What you have to do.
Pick out every line in the data below that holds "一接三七入灵端".

Material to process.
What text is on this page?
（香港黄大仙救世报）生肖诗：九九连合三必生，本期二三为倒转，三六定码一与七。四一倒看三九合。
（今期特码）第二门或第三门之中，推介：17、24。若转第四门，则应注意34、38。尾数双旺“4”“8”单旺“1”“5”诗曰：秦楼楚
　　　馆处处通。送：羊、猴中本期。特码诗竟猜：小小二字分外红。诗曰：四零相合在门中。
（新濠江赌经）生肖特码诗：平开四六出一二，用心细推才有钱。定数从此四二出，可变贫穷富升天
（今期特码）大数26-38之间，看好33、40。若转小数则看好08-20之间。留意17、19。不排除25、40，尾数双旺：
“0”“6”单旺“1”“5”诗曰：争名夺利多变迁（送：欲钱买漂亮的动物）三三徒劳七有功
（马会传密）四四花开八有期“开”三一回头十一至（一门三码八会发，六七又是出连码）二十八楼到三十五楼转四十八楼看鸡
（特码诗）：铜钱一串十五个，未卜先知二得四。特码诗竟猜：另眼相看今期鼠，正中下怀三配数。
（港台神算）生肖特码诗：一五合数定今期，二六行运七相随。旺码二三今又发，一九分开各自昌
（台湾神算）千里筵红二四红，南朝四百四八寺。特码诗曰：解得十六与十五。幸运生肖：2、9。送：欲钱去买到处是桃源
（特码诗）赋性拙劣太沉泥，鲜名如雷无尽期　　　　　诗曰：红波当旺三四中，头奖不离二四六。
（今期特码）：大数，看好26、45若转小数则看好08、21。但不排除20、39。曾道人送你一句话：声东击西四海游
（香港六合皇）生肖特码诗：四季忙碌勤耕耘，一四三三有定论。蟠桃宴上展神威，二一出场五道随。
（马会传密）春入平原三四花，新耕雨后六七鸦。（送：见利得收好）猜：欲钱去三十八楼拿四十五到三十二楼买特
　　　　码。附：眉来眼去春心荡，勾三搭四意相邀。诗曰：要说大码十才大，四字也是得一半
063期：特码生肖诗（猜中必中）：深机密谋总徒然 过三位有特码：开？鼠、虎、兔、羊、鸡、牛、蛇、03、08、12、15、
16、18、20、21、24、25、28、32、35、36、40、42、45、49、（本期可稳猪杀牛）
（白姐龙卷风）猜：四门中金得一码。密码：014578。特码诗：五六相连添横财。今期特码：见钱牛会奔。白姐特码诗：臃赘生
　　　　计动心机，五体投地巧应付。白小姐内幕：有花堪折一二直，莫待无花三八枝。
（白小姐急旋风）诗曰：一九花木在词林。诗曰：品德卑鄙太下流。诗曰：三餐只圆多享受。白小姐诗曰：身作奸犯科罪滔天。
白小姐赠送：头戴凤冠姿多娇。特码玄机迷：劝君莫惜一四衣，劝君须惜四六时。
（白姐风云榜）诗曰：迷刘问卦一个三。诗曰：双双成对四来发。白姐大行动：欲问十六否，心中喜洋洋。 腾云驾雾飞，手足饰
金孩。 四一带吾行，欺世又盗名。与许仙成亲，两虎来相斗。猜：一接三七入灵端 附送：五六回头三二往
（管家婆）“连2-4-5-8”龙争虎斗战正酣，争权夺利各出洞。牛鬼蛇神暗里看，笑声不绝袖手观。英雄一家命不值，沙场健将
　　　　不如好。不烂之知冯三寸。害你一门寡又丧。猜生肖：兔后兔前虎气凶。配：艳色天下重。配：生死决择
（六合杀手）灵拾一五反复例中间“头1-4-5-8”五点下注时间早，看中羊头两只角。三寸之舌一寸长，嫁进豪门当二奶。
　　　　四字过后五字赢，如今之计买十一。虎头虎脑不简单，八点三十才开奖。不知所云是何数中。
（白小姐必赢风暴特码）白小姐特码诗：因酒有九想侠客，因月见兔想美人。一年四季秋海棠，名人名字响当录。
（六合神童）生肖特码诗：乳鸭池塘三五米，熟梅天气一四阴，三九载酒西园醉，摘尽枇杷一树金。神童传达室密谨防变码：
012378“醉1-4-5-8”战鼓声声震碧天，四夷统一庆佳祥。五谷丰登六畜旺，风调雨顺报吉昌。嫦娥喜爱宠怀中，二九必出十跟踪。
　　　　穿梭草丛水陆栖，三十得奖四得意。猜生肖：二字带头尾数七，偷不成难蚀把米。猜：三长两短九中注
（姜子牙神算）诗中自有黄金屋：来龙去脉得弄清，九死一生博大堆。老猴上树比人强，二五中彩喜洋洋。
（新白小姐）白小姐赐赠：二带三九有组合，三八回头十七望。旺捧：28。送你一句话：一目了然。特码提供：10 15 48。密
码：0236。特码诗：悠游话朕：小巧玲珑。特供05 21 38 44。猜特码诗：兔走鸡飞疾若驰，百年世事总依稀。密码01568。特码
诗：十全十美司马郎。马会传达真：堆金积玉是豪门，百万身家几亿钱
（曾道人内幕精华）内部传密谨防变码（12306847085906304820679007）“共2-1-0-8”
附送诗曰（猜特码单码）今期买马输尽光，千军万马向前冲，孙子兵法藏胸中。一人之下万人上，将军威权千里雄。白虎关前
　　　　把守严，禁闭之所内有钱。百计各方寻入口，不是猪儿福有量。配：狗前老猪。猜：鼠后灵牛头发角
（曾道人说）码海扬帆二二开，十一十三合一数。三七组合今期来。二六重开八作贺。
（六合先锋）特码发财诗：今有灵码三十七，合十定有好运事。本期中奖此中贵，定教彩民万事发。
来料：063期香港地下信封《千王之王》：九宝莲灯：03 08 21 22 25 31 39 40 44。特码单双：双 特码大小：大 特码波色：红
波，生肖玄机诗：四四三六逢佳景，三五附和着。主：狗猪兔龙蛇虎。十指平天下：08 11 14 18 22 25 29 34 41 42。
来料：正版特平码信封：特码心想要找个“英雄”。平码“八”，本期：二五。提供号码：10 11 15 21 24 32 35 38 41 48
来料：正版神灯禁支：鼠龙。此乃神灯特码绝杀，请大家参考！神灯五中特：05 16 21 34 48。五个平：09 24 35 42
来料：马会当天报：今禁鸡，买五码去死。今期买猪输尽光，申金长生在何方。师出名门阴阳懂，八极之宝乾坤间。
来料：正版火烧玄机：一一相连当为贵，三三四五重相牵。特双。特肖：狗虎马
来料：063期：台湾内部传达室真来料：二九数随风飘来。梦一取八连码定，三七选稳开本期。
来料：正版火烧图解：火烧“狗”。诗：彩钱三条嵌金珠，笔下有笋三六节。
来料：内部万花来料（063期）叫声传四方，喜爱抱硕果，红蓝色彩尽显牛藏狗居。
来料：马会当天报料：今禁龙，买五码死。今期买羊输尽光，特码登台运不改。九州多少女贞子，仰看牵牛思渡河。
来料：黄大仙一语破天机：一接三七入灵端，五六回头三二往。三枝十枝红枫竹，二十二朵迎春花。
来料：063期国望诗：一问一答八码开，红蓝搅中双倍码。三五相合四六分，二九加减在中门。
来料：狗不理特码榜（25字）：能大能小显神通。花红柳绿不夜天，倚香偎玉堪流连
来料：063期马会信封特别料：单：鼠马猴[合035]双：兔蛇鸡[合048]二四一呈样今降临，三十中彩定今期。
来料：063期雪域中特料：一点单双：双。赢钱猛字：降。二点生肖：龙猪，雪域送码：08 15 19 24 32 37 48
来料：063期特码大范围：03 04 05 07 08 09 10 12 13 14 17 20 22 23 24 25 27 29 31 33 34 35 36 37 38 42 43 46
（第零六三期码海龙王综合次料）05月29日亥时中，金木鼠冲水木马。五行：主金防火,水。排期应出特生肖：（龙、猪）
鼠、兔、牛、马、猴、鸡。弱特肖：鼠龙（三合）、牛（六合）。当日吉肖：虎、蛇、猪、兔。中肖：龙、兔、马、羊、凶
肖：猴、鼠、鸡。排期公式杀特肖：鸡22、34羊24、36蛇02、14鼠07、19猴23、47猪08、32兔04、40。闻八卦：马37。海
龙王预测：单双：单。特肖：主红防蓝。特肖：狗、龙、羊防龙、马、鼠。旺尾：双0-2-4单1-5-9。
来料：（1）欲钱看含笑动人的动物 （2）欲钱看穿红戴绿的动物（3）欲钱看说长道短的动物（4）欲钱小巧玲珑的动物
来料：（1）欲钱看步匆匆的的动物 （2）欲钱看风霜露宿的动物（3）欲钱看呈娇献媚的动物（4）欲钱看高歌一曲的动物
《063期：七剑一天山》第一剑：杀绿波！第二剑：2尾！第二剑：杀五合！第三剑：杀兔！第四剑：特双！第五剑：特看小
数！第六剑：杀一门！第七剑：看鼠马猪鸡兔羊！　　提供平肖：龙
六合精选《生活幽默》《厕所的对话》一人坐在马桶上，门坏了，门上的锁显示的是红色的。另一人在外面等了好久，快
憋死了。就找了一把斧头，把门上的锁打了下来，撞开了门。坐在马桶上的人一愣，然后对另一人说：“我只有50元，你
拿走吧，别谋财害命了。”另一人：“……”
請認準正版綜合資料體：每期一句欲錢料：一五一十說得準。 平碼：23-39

Answer for this exercise.
金孩。 四一带吾行，欺世又盗名。与许仙成亲，两虎来相斗。猜：一接三七入灵端 附送：五六回头三二往
来料：黄大仙一语破天机：一接三七入灵端，五六回头三二往。三枝十枝红枫竹，二十二朵迎春花。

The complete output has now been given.